Work instructions — Pictures are not part of the copy; repeat everything else in the records exactly.

Dataset records —
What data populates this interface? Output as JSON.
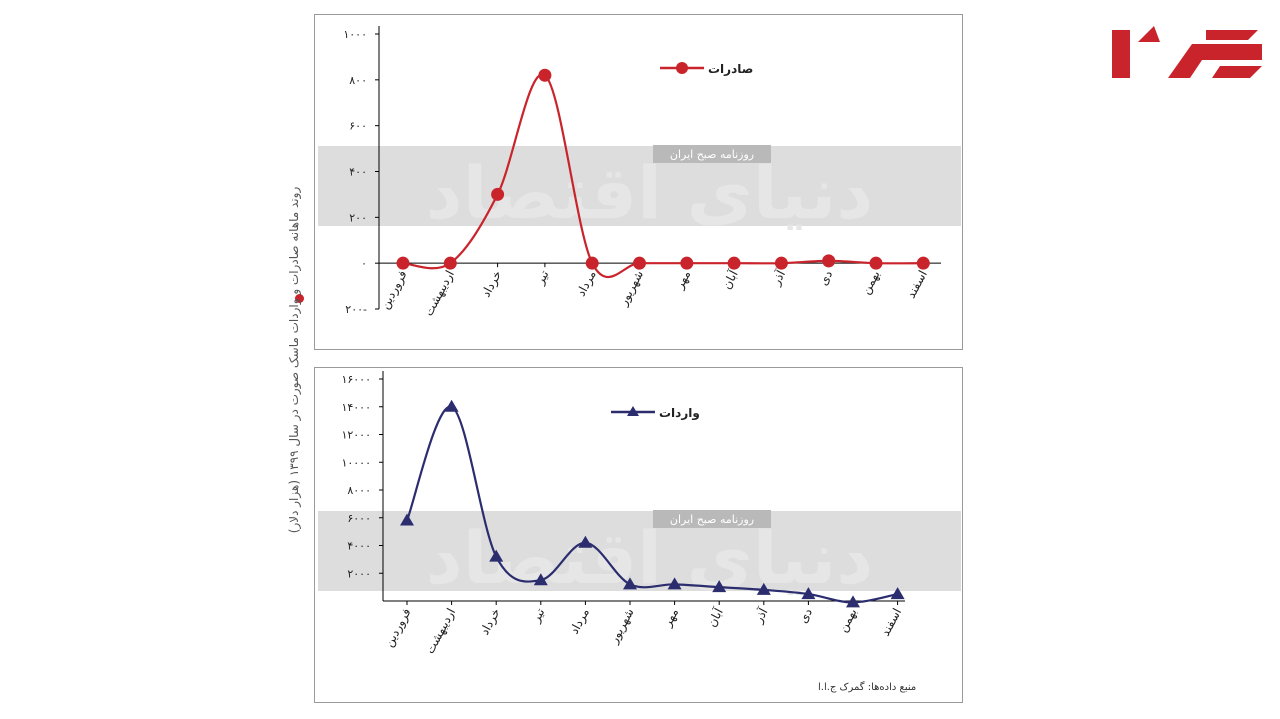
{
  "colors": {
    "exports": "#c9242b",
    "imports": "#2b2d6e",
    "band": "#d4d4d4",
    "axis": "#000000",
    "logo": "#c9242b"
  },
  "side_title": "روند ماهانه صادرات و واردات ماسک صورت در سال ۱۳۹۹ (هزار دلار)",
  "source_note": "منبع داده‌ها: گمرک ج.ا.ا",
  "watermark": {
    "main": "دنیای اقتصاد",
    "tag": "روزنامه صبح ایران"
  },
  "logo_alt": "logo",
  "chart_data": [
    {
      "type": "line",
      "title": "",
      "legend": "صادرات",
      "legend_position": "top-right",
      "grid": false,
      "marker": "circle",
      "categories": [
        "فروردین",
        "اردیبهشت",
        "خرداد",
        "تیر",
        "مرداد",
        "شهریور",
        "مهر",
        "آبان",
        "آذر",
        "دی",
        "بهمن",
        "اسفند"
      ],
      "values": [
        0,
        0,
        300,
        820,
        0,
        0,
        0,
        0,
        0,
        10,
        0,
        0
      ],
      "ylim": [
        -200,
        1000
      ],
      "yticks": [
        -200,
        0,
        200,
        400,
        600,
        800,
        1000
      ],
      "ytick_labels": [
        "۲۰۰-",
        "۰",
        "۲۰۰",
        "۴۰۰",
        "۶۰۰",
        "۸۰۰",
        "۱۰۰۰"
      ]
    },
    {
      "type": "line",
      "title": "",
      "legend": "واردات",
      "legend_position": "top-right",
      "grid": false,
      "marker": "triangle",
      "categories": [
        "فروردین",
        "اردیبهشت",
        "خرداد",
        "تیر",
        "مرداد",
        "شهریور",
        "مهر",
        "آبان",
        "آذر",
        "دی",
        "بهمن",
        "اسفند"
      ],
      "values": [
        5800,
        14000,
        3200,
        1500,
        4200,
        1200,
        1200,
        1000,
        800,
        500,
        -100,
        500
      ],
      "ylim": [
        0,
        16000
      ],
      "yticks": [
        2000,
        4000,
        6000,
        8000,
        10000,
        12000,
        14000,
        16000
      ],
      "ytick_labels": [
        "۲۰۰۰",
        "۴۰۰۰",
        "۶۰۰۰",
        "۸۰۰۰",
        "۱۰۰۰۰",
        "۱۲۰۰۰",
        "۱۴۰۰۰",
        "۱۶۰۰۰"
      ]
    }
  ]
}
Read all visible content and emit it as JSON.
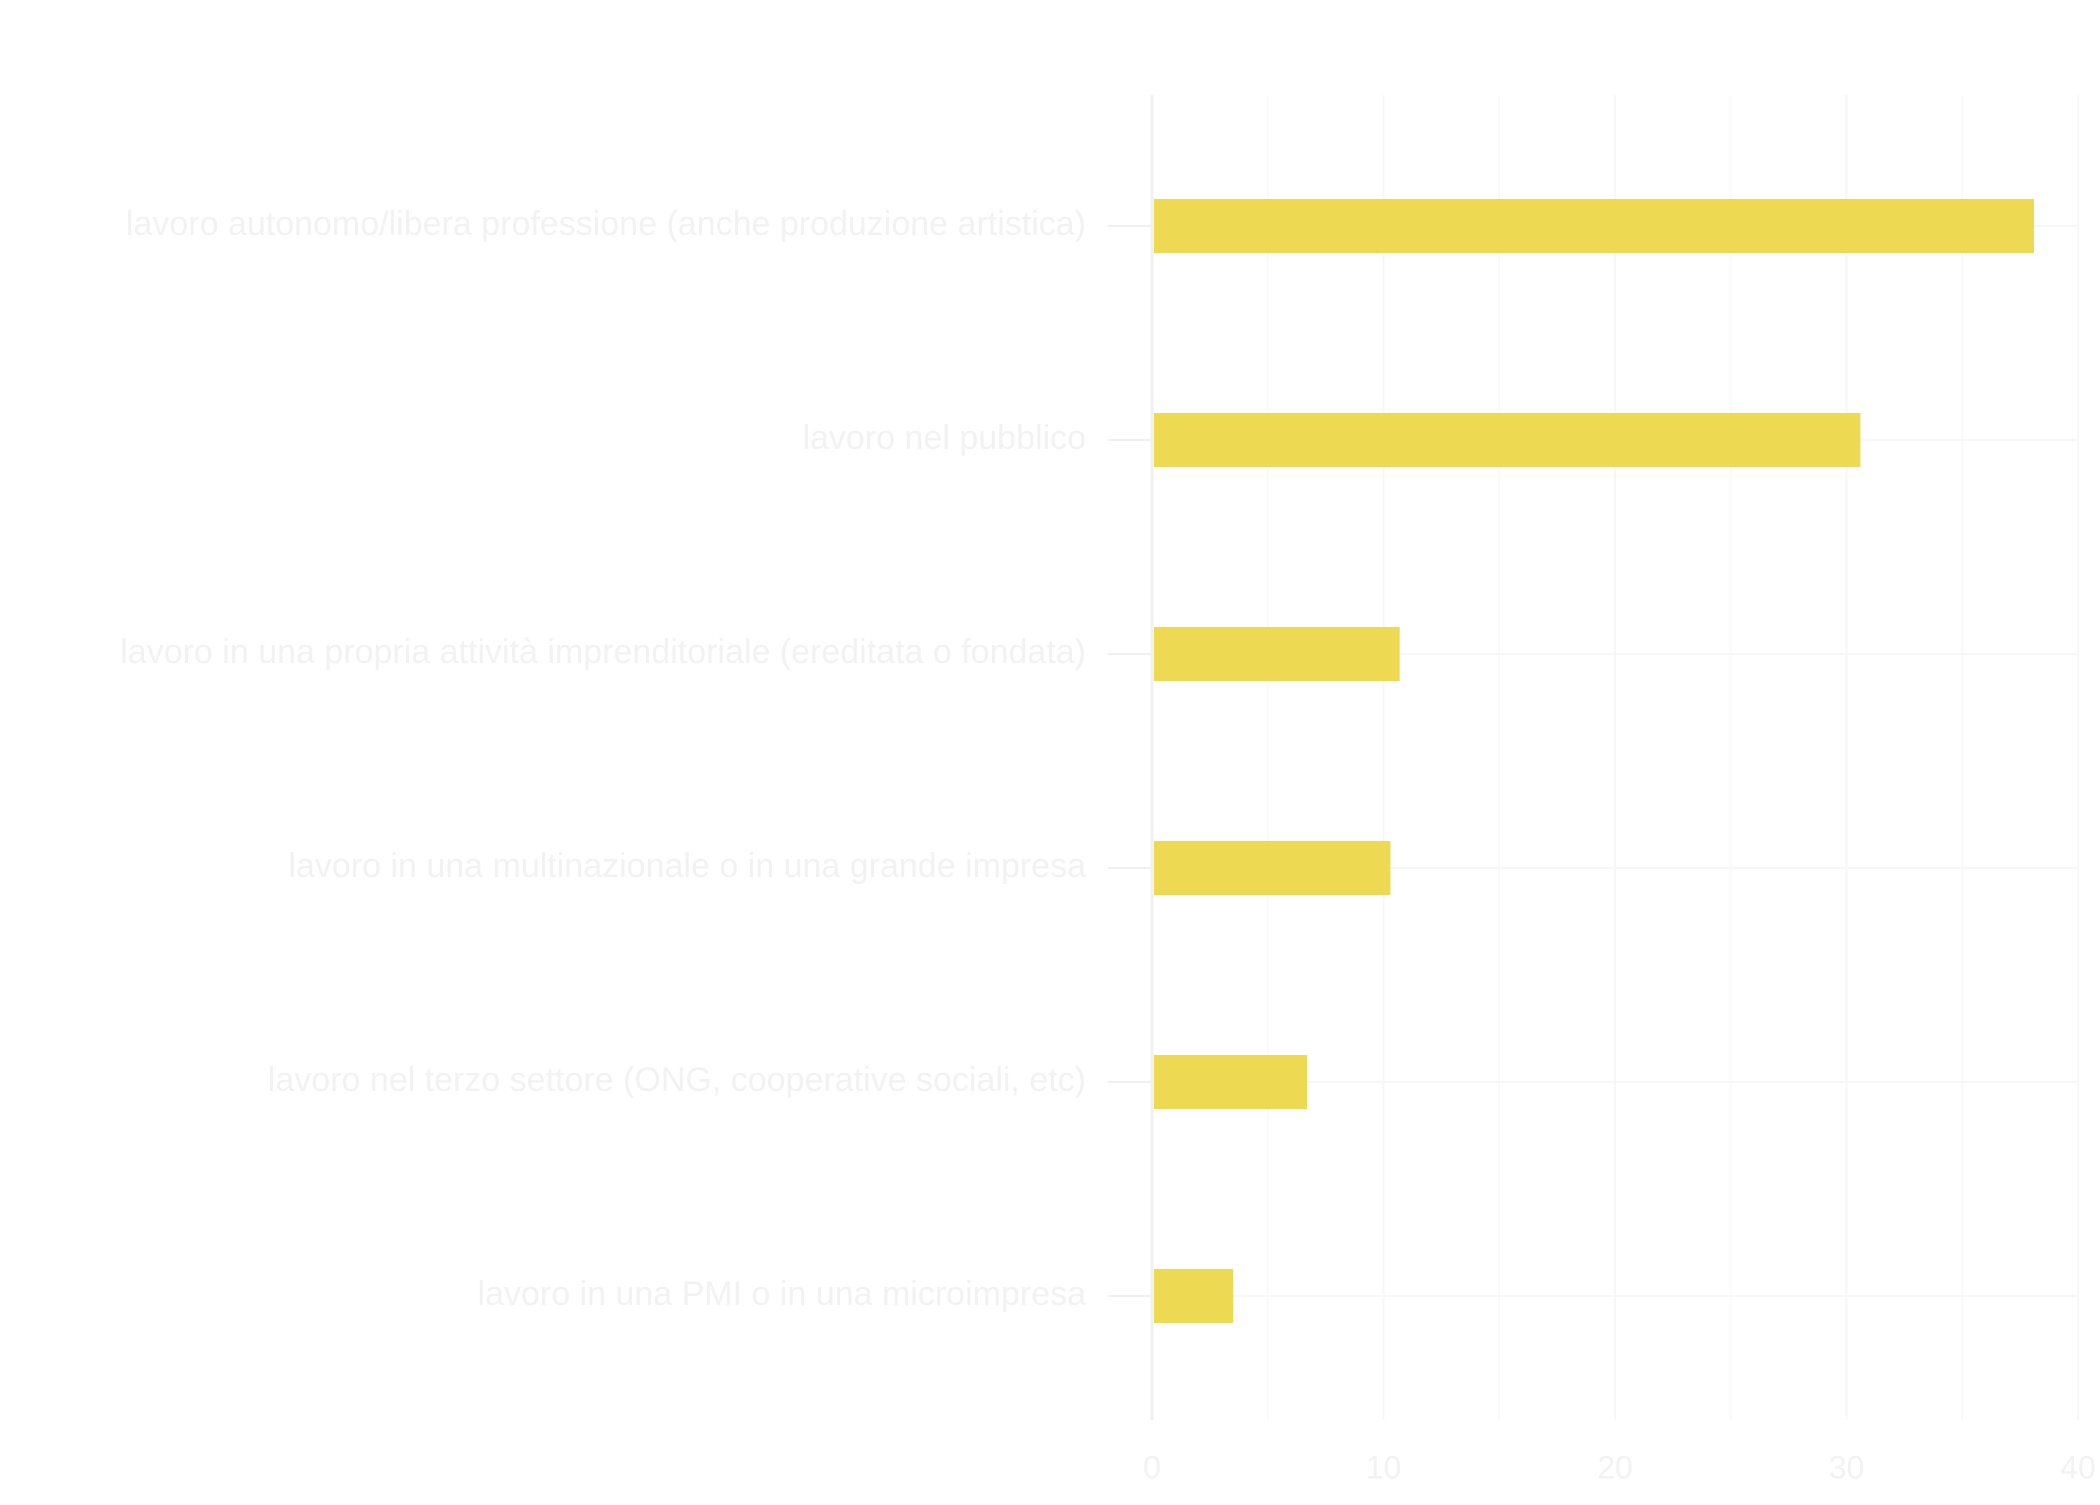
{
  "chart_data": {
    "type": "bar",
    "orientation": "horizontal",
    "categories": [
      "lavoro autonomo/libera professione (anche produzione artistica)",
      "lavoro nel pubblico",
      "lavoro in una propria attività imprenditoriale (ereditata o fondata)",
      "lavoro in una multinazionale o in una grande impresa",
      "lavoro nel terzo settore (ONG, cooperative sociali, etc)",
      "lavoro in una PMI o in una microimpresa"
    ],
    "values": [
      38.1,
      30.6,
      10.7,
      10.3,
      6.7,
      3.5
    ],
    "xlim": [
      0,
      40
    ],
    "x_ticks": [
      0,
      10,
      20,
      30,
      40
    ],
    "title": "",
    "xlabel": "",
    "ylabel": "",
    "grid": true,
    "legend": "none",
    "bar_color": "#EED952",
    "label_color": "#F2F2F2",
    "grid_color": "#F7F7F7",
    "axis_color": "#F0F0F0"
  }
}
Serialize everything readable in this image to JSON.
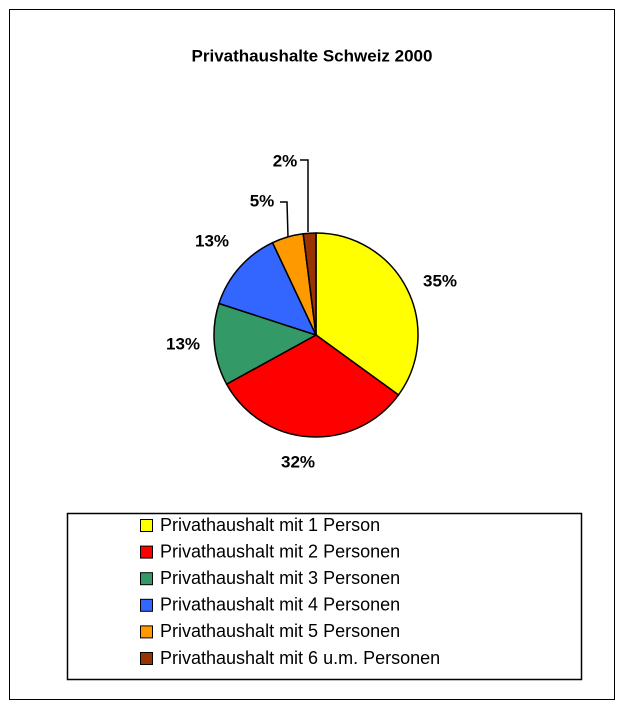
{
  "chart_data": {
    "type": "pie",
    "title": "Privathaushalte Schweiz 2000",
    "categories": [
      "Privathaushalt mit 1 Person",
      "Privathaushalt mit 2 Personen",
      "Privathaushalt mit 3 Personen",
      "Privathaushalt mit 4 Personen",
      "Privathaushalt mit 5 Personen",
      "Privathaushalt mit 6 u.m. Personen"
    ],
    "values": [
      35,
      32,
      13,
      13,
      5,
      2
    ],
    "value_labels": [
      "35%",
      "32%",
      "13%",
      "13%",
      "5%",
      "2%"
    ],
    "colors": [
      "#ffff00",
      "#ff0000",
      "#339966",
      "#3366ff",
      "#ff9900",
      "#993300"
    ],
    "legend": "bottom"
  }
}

The completed task —
What data populates this interface? Output as JSON.
{
  "colors": {
    "exports": "#c9242b",
    "imports": "#2b2d6e",
    "band": "#d4d4d4",
    "axis": "#000000",
    "logo": "#c9242b"
  },
  "side_title": "روند ماهانه صادرات و واردات ماسک صورت در سال ۱۳۹۹ (هزار دلار)",
  "source_note": "منبع داده‌ها: گمرک ج.ا.ا",
  "watermark": {
    "main": "دنیای اقتصاد",
    "tag": "روزنامه صبح ایران"
  },
  "logo_alt": "logo",
  "chart_data": [
    {
      "type": "line",
      "title": "",
      "legend": "صادرات",
      "legend_position": "top-right",
      "grid": false,
      "marker": "circle",
      "categories": [
        "فروردین",
        "اردیبهشت",
        "خرداد",
        "تیر",
        "مرداد",
        "شهریور",
        "مهر",
        "آبان",
        "آذر",
        "دی",
        "بهمن",
        "اسفند"
      ],
      "values": [
        0,
        0,
        300,
        820,
        0,
        0,
        0,
        0,
        0,
        10,
        0,
        0
      ],
      "ylim": [
        -200,
        1000
      ],
      "yticks": [
        -200,
        0,
        200,
        400,
        600,
        800,
        1000
      ],
      "ytick_labels": [
        "۲۰۰-",
        "۰",
        "۲۰۰",
        "۴۰۰",
        "۶۰۰",
        "۸۰۰",
        "۱۰۰۰"
      ]
    },
    {
      "type": "line",
      "title": "",
      "legend": "واردات",
      "legend_position": "top-right",
      "grid": false,
      "marker": "triangle",
      "categories": [
        "فروردین",
        "اردیبهشت",
        "خرداد",
        "تیر",
        "مرداد",
        "شهریور",
        "مهر",
        "آبان",
        "آذر",
        "دی",
        "بهمن",
        "اسفند"
      ],
      "values": [
        5800,
        14000,
        3200,
        1500,
        4200,
        1200,
        1200,
        1000,
        800,
        500,
        -100,
        500
      ],
      "ylim": [
        0,
        16000
      ],
      "yticks": [
        2000,
        4000,
        6000,
        8000,
        10000,
        12000,
        14000,
        16000
      ],
      "ytick_labels": [
        "۲۰۰۰",
        "۴۰۰۰",
        "۶۰۰۰",
        "۸۰۰۰",
        "۱۰۰۰۰",
        "۱۲۰۰۰",
        "۱۴۰۰۰",
        "۱۶۰۰۰"
      ]
    }
  ]
}
Read all visible content and emit it as JSON.
{
  "chart_data": {
    "type": "bar",
    "orientation": "horizontal",
    "categories": [
      "lavoro autonomo/libera professione (anche produzione artistica)",
      "lavoro nel pubblico",
      "lavoro in una propria attività imprenditoriale (ereditata o fondata)",
      "lavoro in una multinazionale o in una grande impresa",
      "lavoro nel terzo settore (ONG, cooperative sociali, etc)",
      "lavoro in una PMI o in una microimpresa"
    ],
    "values": [
      38.1,
      30.6,
      10.7,
      10.3,
      6.7,
      3.5
    ],
    "xlim": [
      0,
      40
    ],
    "x_ticks": [
      0,
      10,
      20,
      30,
      40
    ],
    "title": "",
    "xlabel": "",
    "ylabel": "",
    "grid": true,
    "legend": "none",
    "bar_color": "#EED952",
    "label_color": "#F2F2F2",
    "grid_color": "#F7F7F7",
    "axis_color": "#F0F0F0"
  }
}
Serialize everything readable in this image to JSON.
{
  "chart_data": {
    "type": "pie",
    "title": "Privathaushalte Schweiz 2000",
    "categories": [
      "Privathaushalt mit 1 Person",
      "Privathaushalt mit 2 Personen",
      "Privathaushalt mit 3 Personen",
      "Privathaushalt mit 4 Personen",
      "Privathaushalt mit 5 Personen",
      "Privathaushalt mit 6 u.m. Personen"
    ],
    "values": [
      35,
      32,
      13,
      13,
      5,
      2
    ],
    "value_labels": [
      "35%",
      "32%",
      "13%",
      "13%",
      "5%",
      "2%"
    ],
    "colors": [
      "#ffff00",
      "#ff0000",
      "#339966",
      "#3366ff",
      "#ff9900",
      "#993300"
    ],
    "legend": "bottom"
  }
}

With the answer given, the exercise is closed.